| INSTRUCTIONS FOR THE TASK |
With the pictures left out, copy the listing below exactly.
---- RECORDS SHOWN
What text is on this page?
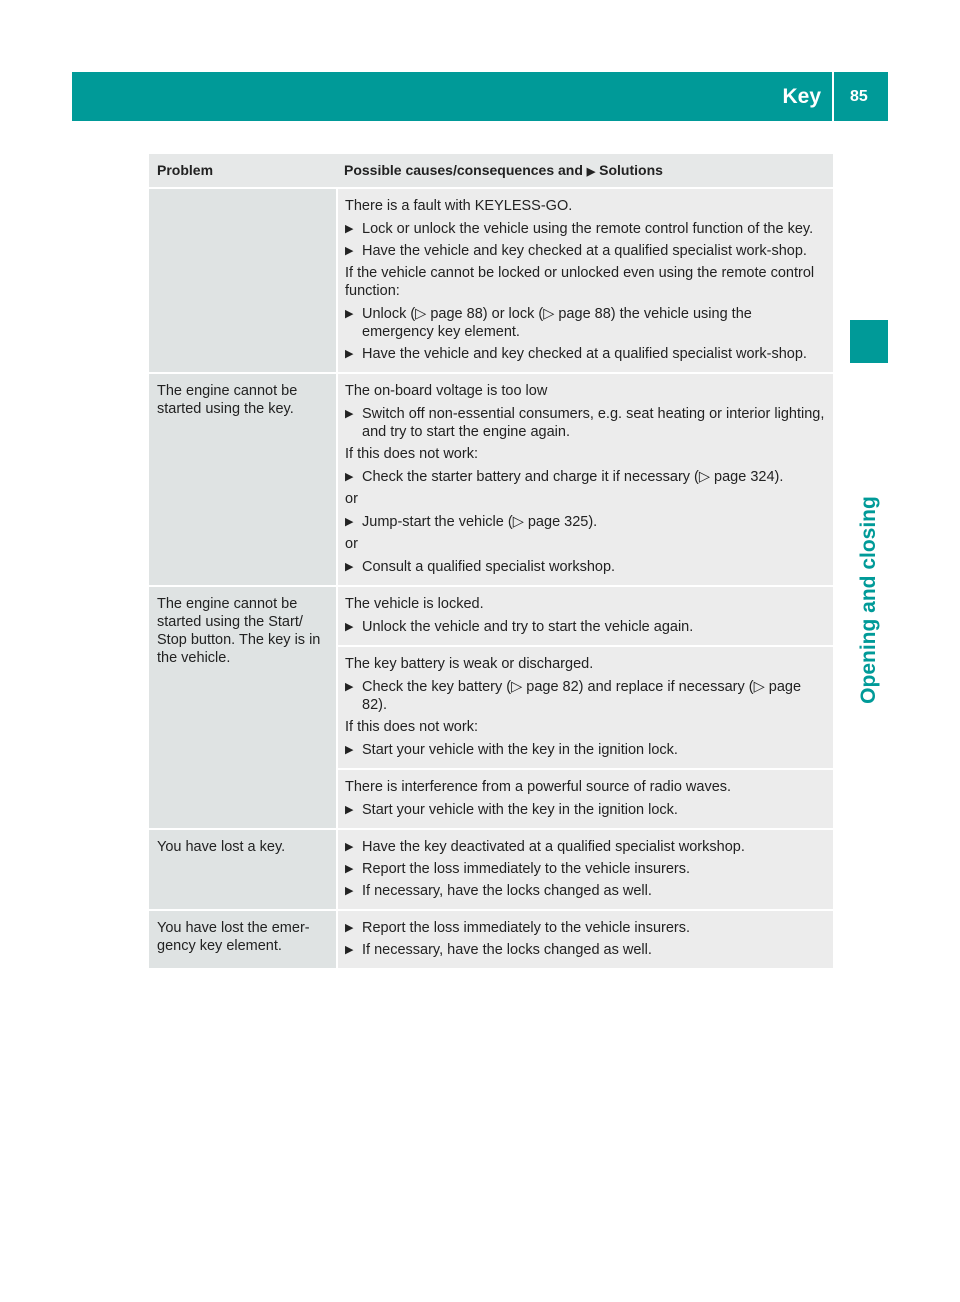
Key 85
Opening and closing
Problem	Possible causes/consequences and ▶ Solutions
There is a fault with KEYLESS-GO.
▶ Lock or unlock the vehicle using the remote control function of the key.
▶ Have the vehicle and key checked at a qualified specialist work-shop.
If the vehicle cannot be locked or unlocked even using the remote control function:
▶ Unlock (▷ page 88) or lock (▷ page 88) the vehicle using the emergency key element.
▶ Have the vehicle and key checked at a qualified specialist work-shop.
The engine cannot be started using the key.
The on-board voltage is too low
▶ Switch off non-essential consumers, e.g. seat heating or interior lighting, and try to start the engine again.
If this does not work:
▶ Check the starter battery and charge it if necessary (▷ page 324).
or
▶ Jump-start the vehicle (▷ page 325).
or
▶ Consult a qualified specialist workshop.
The engine cannot be started using the Start/ Stop button. The key is in the vehicle.
The vehicle is locked.
▶ Unlock the vehicle and try to start the vehicle again.
The key battery is weak or discharged.
▶ Check the key battery (▷ page 82) and replace if necessary (▷ page 82).
If this does not work:
▶ Start your vehicle with the key in the ignition lock.
There is interference from a powerful source of radio waves.
▶ Start your vehicle with the key in the ignition lock.
You have lost a key.	▶ Have the key deactivated at a qualified specialist workshop.
▶ Report the loss immediately to the vehicle insurers.
▶ If necessary, have the locks changed as well.
You have lost the emer-gency key element.
▶ Report the loss immediately to the vehicle insurers.
▶ If necessary, have the locks changed as well.
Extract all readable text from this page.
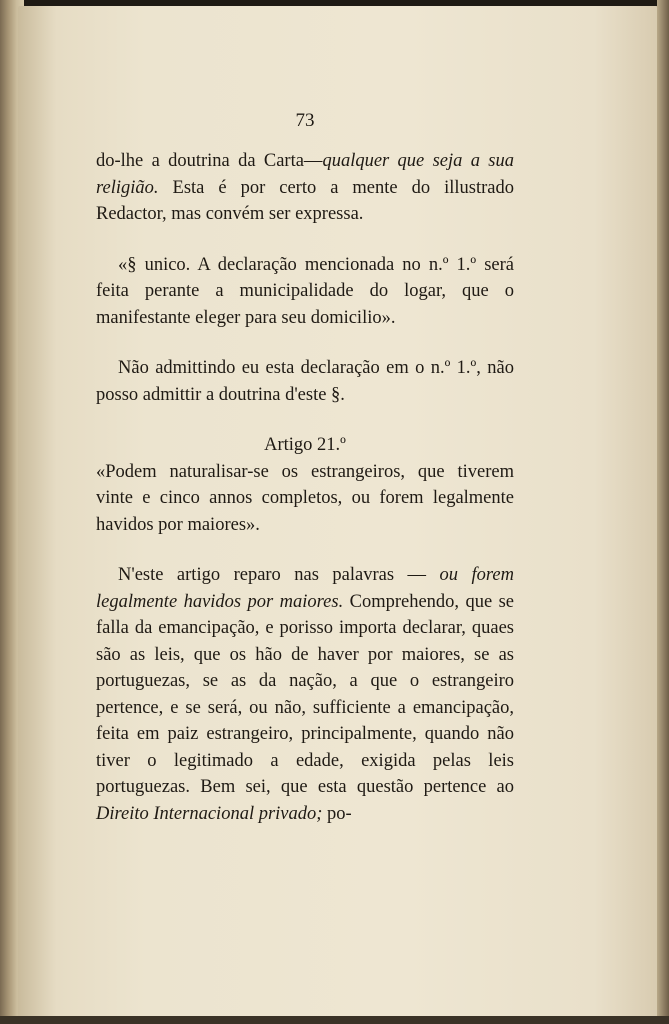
73

do-lhe a doutrina da Carta—qualquer que seja a sua religião. Esta é por certo a mente do illustrado Redactor, mas convém ser expressa.

«§ unico. A declaração mencionada no n.º 1.º será feita perante a municipalidade do logar, que o manifestante eleger para seu domicilio».

Não admittindo eu esta declaração em o n.º 1.º, não posso admittir a doutrina d'este §.

Artigo 21.º

«Podem naturalisar-se os estrangeiros, que tiverem vinte e cinco annos completos, ou forem legalmente havidos por maiores».

N'este artigo reparo nas palavras — ou forem legalmente havidos por maiores. Comprehendo, que se falla da emancipação, e porisso importa declarar, quaes são as leis, que os hão de haver por maiores, se as portuguezas, se as da nação, a que o estrangeiro pertence, e se será, ou não, sufficiente a emancipação, feita em paiz estrangeiro, principalmente, quando não tiver o legitimado a edade, exigida pelas leis portuguezas. Bem sei, que esta questão pertence ao Direito Internacional privado; po-
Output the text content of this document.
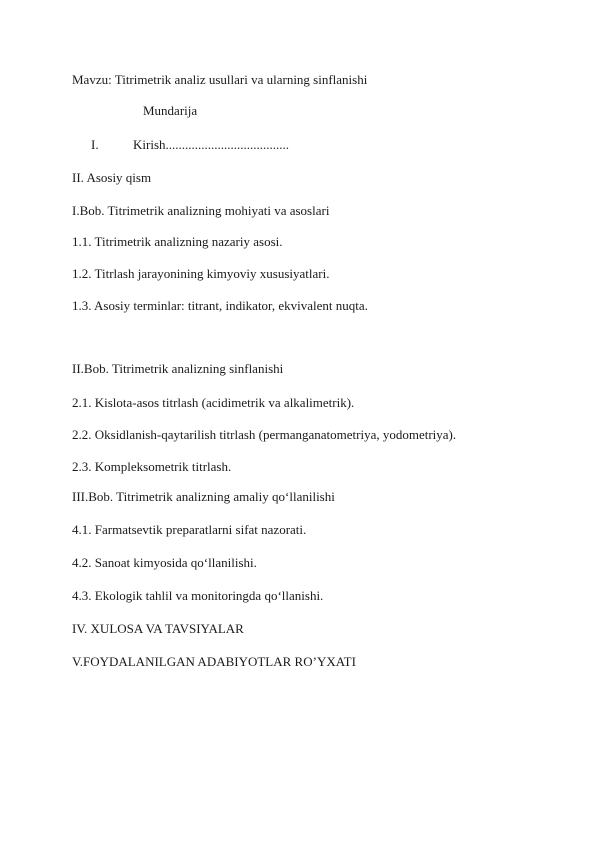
Mavzu: Titrimetrik analiz usullari va ularning sinflanishi
Mundarija
I.	Kirish......................................
II. Asosiy qism
I.Bob. Titrimetrik analizning mohiyati va asoslari
1.1. Titrimetrik analizning nazariy asosi.
1.2. Titrlash jarayonining kimyoviy xususiyatlari.
1.3. Asosiy terminlar: titrant, indikator, ekvivalent nuqta.
II.Bob. Titrimetrik analizning sinflanishi
2.1. Kislota-asos titrlash (acidimetrik va alkalimetrik).
2.2. Oksidlanish-qaytarilish titrlash (permanganatometriya, yodometriya).
2.3. Kompleksometrik titrlash.
III.Bob. Titrimetrik analizning amaliy qo‘llanilishi
4.1. Farmatsevtik preparatlarni sifat nazorati.
4.2. Sanoat kimyosida qo‘llanilishi.
4.3. Ekologik tahlil va monitoringda qo‘llanishi.
IV. XULOSA VA TAVSIYALAR
V.FOYDALANILGAN ADABIYOTLAR RO’YXATI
--------
| ANSWER TO THE PROBLEM |
What text is on this page?
Key 85
Opening and closing
Problem	Possible causes/consequences and ▶ Solutions
There is a fault with KEYLESS-GO.
▶ Lock or unlock the vehicle using the remote control function of the key.
▶ Have the vehicle and key checked at a qualified specialist work-shop.
If the vehicle cannot be locked or unlocked even using the remote control function:
▶ Unlock (▷ page 88) or lock (▷ page 88) the vehicle using the emergency key element.
▶ Have the vehicle and key checked at a qualified specialist work-shop.
The engine cannot be started using the key.
The on-board voltage is too low
▶ Switch off non-essential consumers, e.g. seat heating or interior lighting, and try to start the engine again.
If this does not work:
▶ Check the starter battery and charge it if necessary (▷ page 324).
or
▶ Jump-start the vehicle (▷ page 325).
or
▶ Consult a qualified specialist workshop.
The engine cannot be started using the Start/ Stop button. The key is in the vehicle.
The vehicle is locked.
▶ Unlock the vehicle and try to start the vehicle again.
The key battery is weak or discharged.
▶ Check the key battery (▷ page 82) and replace if necessary (▷ page 82).
If this does not work:
▶ Start your vehicle with the key in the ignition lock.
There is interference from a powerful source of radio waves.
▶ Start your vehicle with the key in the ignition lock.
You have lost a key.	▶ Have the key deactivated at a qualified specialist workshop.
▶ Report the loss immediately to the vehicle insurers.
▶ If necessary, have the locks changed as well.
You have lost the emer-gency key element.
▶ Report the loss immediately to the vehicle insurers.
▶ If necessary, have the locks changed as well.
Extract all readable text from this page.
73

do-lhe a doutrina da Carta—qualquer que seja a sua religião. Esta é por certo a mente do illustrado Redactor, mas convém ser expressa.

«§ unico. A declaração mencionada no n.º 1.º será feita perante a municipalidade do logar, que o manifestante eleger para seu domicilio».

Não admittindo eu esta declaração em o n.º 1.º, não posso admittir a doutrina d'este §.

Artigo 21.º

«Podem naturalisar-se os estrangeiros, que tiverem vinte e cinco annos completos, ou forem legalmente havidos por maiores».

N'este artigo reparo nas palavras — ou forem legalmente havidos por maiores. Comprehendo, que se falla da emancipação, e porisso importa declarar, quaes são as leis, que os hão de haver por maiores, se as portuguezas, se as da nação, a que o estrangeiro pertence, e se será, ou não, sufficiente a emancipação, feita em paiz estrangeiro, principalmente, quando não tiver o legitimado a edade, exigida pelas leis portuguezas. Bem sei, que esta questão pertence ao Direito Internacional privado; po-
Output the text content of this document.
Mavzu: Titrimetrik analiz usullari va ularning sinflanishi
Mundarija
I.	Kirish......................................
II. Asosiy qism
I.Bob. Titrimetrik analizning mohiyati va asoslari
1.1. Titrimetrik analizning nazariy asosi.
1.2. Titrlash jarayonining kimyoviy xususiyatlari.
1.3. Asosiy terminlar: titrant, indikator, ekvivalent nuqta.
II.Bob. Titrimetrik analizning sinflanishi
2.1. Kislota-asos titrlash (acidimetrik va alkalimetrik).
2.2. Oksidlanish-qaytarilish titrlash (permanganatometriya, yodometriya).
2.3. Kompleksometrik titrlash.
III.Bob. Titrimetrik analizning amaliy qo‘llanilishi
4.1. Farmatsevtik preparatlarni sifat nazorati.
4.2. Sanoat kimyosida qo‘llanilishi.
4.3. Ekologik tahlil va monitoringda qo‘llanishi.
IV. XULOSA VA TAVSIYALAR
V.FOYDALANILGAN ADABIYOTLAR RO’YXATI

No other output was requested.